*Description of the task*: Start at the entry that has "battery-icon bbox=[138, 924, 150, 940]" and stop after the one that has "q4-option-c[interactable]: C．压缩冲程 bbox=[352, 765, 430, 781]". Write those entries out again, substituting "engine-label" for "motor-label" and leaving everything else as it is.

*Exercise input*:
#####

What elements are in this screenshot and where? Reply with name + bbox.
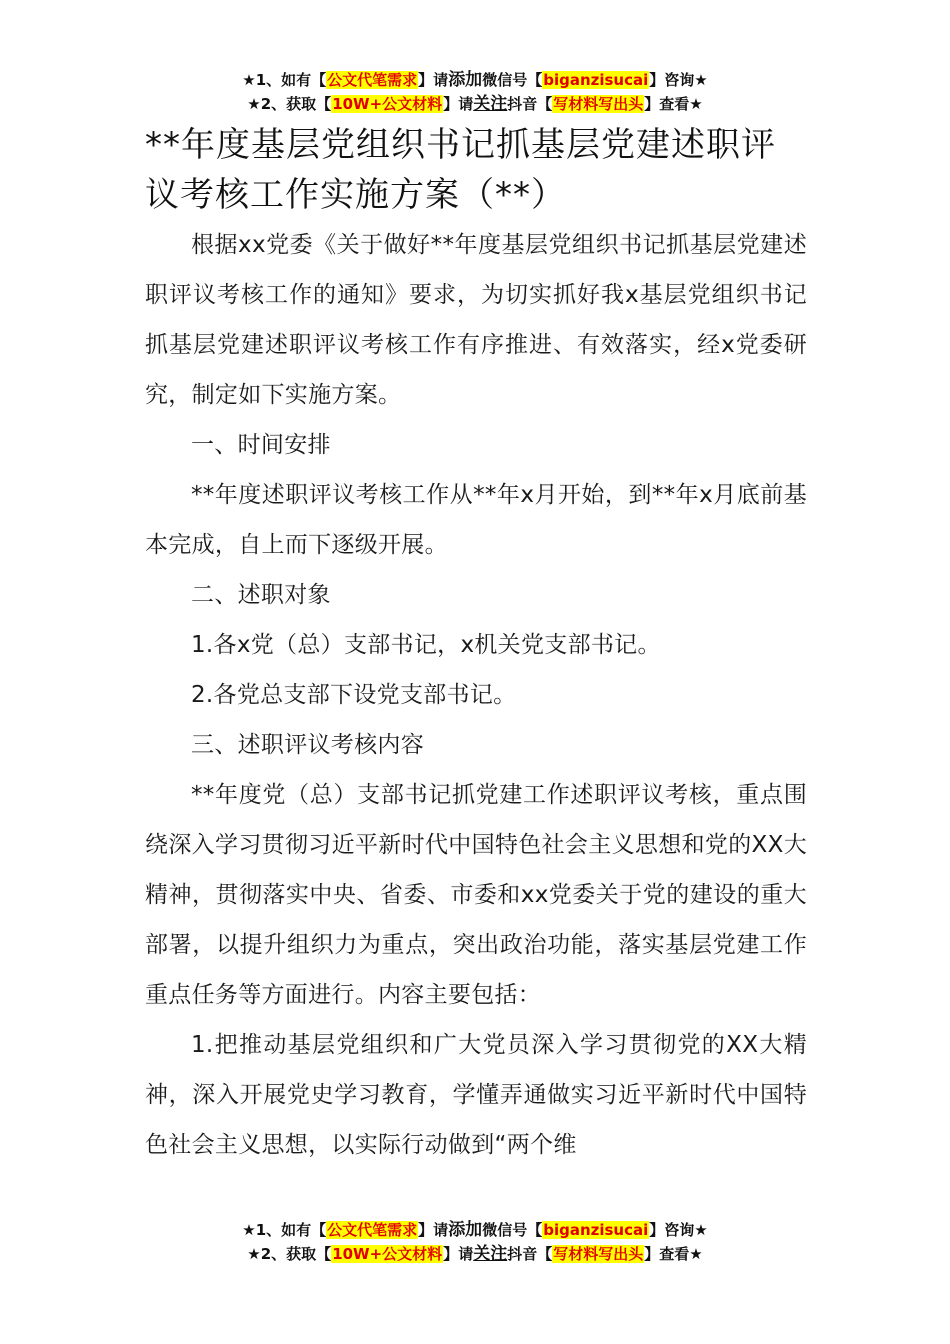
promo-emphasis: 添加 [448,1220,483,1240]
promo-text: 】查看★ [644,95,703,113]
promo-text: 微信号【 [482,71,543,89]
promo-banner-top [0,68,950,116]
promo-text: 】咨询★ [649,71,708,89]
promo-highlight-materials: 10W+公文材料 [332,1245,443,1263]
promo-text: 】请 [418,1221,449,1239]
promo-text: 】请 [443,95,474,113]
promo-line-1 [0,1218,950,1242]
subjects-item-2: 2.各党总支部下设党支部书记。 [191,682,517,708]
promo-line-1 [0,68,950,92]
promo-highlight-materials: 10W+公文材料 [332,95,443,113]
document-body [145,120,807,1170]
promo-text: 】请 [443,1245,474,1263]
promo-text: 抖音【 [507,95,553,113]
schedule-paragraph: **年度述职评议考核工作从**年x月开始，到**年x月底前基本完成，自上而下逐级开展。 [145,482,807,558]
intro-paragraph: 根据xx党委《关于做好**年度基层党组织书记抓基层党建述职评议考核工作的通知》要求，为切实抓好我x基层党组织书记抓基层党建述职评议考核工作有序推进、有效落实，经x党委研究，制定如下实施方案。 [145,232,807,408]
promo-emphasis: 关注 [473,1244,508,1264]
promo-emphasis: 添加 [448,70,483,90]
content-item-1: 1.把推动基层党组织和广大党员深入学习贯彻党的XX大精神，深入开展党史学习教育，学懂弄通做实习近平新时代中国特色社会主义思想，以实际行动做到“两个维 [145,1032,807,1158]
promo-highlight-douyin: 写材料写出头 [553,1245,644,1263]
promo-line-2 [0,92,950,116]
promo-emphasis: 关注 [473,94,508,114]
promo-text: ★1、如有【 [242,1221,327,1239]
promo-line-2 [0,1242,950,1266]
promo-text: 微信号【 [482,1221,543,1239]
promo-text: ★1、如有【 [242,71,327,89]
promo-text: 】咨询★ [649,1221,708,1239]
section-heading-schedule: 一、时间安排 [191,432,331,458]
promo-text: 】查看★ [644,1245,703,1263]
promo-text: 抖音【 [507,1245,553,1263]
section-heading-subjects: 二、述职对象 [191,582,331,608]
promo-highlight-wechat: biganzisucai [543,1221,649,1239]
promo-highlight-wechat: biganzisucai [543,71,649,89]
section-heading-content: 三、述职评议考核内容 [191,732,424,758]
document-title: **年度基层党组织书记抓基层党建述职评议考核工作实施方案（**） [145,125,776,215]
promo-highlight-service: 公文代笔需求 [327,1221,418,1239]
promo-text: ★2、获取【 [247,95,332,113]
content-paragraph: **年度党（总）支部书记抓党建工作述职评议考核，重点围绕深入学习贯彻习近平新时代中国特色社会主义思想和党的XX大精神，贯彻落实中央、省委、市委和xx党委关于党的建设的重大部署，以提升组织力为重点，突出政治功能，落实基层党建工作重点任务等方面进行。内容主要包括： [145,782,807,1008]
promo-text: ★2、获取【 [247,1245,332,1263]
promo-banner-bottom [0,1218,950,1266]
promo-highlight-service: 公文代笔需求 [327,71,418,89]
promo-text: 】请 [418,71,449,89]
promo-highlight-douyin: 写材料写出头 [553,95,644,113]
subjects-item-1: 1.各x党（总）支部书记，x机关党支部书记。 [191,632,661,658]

#####

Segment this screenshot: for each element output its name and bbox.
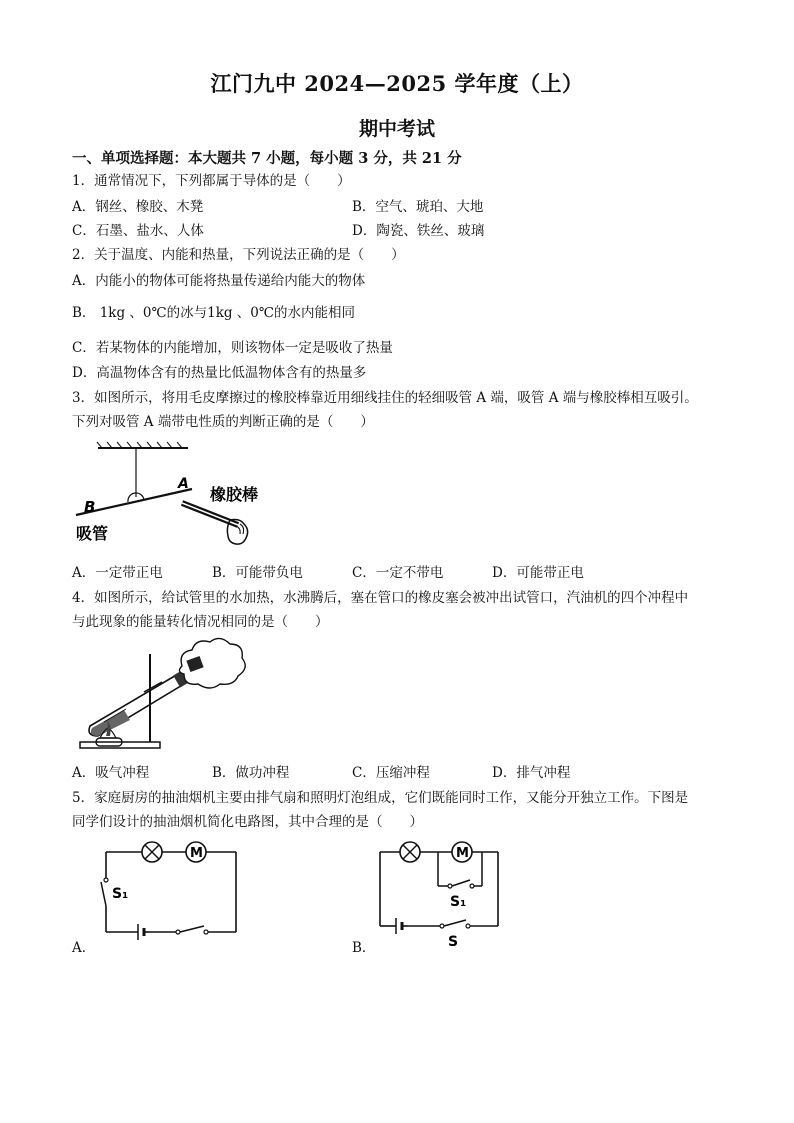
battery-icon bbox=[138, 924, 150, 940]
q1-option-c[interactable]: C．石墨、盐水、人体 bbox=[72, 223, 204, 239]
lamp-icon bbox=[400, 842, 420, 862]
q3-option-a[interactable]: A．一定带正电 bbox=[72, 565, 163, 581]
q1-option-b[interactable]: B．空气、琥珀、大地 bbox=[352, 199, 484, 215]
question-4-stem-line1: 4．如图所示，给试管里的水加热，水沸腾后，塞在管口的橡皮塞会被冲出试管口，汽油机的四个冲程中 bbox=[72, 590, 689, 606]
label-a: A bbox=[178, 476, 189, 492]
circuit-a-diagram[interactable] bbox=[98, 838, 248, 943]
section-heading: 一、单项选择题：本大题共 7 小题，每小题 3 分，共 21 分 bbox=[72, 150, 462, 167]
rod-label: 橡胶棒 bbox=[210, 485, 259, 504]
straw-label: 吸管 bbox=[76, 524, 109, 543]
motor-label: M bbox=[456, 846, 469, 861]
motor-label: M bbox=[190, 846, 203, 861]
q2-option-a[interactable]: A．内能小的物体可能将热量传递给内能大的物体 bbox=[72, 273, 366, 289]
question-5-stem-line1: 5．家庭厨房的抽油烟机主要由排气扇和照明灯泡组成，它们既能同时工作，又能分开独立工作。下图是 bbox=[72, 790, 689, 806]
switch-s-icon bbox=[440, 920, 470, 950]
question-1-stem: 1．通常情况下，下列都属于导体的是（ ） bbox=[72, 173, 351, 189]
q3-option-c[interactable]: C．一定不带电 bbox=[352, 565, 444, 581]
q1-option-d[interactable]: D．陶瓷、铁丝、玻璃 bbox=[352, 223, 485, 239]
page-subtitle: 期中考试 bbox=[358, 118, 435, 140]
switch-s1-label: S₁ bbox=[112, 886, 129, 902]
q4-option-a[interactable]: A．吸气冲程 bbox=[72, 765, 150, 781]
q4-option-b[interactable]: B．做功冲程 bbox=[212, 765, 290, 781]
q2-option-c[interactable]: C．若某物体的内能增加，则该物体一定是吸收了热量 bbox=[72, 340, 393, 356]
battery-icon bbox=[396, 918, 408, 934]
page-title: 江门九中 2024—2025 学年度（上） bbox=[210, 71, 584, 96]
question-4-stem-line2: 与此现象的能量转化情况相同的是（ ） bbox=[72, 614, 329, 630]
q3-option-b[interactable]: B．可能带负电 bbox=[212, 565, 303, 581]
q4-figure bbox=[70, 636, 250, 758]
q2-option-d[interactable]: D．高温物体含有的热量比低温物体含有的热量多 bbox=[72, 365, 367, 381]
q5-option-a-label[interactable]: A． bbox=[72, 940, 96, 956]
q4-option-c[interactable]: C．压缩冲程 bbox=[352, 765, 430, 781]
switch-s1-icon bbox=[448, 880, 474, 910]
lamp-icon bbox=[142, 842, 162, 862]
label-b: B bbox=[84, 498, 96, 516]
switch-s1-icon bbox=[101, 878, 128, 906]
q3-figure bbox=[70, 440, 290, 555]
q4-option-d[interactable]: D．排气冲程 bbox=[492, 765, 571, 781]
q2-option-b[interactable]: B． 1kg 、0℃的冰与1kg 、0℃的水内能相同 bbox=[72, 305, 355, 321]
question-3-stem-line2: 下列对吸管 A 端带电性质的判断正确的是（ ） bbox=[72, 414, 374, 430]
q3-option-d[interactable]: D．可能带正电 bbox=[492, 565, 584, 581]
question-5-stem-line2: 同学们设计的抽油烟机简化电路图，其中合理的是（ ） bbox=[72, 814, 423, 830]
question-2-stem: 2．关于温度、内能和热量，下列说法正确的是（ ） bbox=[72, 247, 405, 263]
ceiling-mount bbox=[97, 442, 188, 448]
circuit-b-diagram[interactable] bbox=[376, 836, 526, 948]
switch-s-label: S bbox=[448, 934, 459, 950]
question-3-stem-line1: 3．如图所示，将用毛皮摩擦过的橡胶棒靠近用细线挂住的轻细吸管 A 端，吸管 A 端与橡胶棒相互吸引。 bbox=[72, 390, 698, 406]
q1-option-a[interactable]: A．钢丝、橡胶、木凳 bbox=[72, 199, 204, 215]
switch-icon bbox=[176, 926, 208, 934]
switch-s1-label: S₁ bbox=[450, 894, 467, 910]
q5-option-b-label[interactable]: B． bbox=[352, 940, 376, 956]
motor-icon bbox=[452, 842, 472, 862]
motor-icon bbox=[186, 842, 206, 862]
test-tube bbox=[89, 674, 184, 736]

#####

*Exercise result*:
battery-icon bbox=[138, 924, 150, 940]
q1-option-c[interactable]: C．石墨、盐水、人体 bbox=[72, 223, 204, 239]
lamp-icon bbox=[400, 842, 420, 862]
q3-option-a[interactable]: A．一定带正电 bbox=[72, 565, 163, 581]
q1-option-b[interactable]: B．空气、琥珀、大地 bbox=[352, 199, 484, 215]
question-4-stem-line1: 4．如图所示，给试管里的水加热，水沸腾后，塞在管口的橡皮塞会被冲出试管口，汽油机的四个冲程中 bbox=[72, 590, 689, 606]
label-a: A bbox=[178, 476, 189, 492]
circuit-a-diagram[interactable] bbox=[98, 838, 248, 943]
section-heading: 一、单项选择题：本大题共 7 小题，每小题 3 分，共 21 分 bbox=[72, 150, 462, 167]
rod-label: 橡胶棒 bbox=[210, 485, 259, 504]
straw-label: 吸管 bbox=[76, 524, 109, 543]
engine-label: M bbox=[456, 846, 469, 861]
engine-label: M bbox=[190, 846, 203, 861]
q2-option-a[interactable]: A．内能小的物体可能将热量传递给内能大的物体 bbox=[72, 273, 366, 289]
question-5-stem-line1: 5．家庭厨房的抽油烟机主要由排气扇和照明灯泡组成，它们既能同时工作，又能分开独立工作。下图是 bbox=[72, 790, 689, 806]
switch-s-icon bbox=[440, 920, 470, 950]
question-1-stem: 1．通常情况下，下列都属于导体的是（ ） bbox=[72, 173, 351, 189]
q3-option-c[interactable]: C．一定不带电 bbox=[352, 565, 444, 581]
q1-option-d[interactable]: D．陶瓷、铁丝、玻璃 bbox=[352, 223, 485, 239]
page-subtitle: 期中考试 bbox=[358, 118, 435, 140]
switch-s1-label: S₁ bbox=[112, 886, 129, 902]
q4-option-a[interactable]: A．吸气冲程 bbox=[72, 765, 150, 781]
q4-option-b[interactable]: B．做功冲程 bbox=[212, 765, 290, 781]
q2-option-c[interactable]: C．若某物体的内能增加，则该物体一定是吸收了热量 bbox=[72, 340, 393, 356]
battery-icon bbox=[396, 918, 408, 934]
page-title: 江门九中 2024—2025 学年度（上） bbox=[210, 71, 584, 96]
question-4-stem-line2: 与此现象的能量转化情况相同的是（ ） bbox=[72, 614, 329, 630]
q3-option-b[interactable]: B．可能带负电 bbox=[212, 565, 303, 581]
q4-figure bbox=[70, 636, 250, 758]
q2-option-d[interactable]: D．高温物体含有的热量比低温物体含有的热量多 bbox=[72, 365, 367, 381]
q5-option-a-label[interactable]: A． bbox=[72, 940, 96, 956]
q4-option-c[interactable]: C．压缩冲程 bbox=[352, 765, 430, 781]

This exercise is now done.